__Given instruction__
Filter this data down to the lines that hold "color", and copy them.
═════ Provided records
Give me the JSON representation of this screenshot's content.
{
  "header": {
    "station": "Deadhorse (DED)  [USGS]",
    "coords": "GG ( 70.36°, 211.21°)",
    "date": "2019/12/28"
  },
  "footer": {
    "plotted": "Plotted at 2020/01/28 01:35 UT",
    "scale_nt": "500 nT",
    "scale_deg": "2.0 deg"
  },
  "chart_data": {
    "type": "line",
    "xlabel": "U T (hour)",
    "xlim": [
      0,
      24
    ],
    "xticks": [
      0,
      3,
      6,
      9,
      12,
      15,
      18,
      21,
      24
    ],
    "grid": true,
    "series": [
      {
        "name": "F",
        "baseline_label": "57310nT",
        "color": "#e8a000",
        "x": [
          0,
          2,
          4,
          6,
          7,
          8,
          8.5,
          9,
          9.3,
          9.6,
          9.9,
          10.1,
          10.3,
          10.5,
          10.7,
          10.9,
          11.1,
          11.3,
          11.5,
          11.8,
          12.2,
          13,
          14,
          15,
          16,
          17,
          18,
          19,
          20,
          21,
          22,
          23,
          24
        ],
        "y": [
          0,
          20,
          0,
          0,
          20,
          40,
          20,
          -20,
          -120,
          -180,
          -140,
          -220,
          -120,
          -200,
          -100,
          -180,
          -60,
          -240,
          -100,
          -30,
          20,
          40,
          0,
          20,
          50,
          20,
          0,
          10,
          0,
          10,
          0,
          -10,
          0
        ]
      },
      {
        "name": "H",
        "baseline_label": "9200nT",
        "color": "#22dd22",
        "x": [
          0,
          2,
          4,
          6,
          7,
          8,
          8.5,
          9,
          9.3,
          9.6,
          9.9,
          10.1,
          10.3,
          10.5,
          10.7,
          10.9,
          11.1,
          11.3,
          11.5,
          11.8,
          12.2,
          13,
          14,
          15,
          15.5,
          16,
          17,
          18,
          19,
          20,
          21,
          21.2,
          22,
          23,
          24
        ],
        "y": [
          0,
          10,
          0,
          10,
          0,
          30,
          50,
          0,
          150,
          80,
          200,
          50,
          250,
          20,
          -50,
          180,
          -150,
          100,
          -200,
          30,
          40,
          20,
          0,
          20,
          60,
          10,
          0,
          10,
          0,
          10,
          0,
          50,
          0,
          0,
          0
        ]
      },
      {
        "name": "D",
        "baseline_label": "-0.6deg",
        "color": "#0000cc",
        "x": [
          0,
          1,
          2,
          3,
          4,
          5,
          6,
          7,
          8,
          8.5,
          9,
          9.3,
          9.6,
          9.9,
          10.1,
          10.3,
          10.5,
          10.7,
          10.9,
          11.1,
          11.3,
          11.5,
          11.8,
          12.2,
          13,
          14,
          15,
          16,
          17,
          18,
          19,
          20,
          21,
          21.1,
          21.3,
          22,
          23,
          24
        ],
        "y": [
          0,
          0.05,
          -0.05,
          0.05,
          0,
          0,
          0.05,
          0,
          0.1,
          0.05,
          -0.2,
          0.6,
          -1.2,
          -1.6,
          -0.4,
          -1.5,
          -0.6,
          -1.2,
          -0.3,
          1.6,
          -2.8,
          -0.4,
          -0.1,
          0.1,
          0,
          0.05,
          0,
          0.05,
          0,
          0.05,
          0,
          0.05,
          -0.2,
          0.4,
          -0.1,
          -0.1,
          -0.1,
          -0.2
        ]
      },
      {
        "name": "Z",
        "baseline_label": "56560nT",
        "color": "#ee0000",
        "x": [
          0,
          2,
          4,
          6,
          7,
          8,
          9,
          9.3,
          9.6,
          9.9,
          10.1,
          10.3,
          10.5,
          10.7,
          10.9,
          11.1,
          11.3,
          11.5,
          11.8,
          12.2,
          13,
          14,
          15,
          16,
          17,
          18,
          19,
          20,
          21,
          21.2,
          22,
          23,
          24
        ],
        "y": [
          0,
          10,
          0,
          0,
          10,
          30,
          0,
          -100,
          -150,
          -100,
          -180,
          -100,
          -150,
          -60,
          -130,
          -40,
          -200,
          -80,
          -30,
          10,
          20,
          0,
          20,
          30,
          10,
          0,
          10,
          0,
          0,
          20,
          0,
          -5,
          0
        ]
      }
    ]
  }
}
══════════
__Response for this exercise__
        "color": "#e8a000",
        "color": "#22dd22",
        "color": "#0000cc",
        "color": "#ee0000",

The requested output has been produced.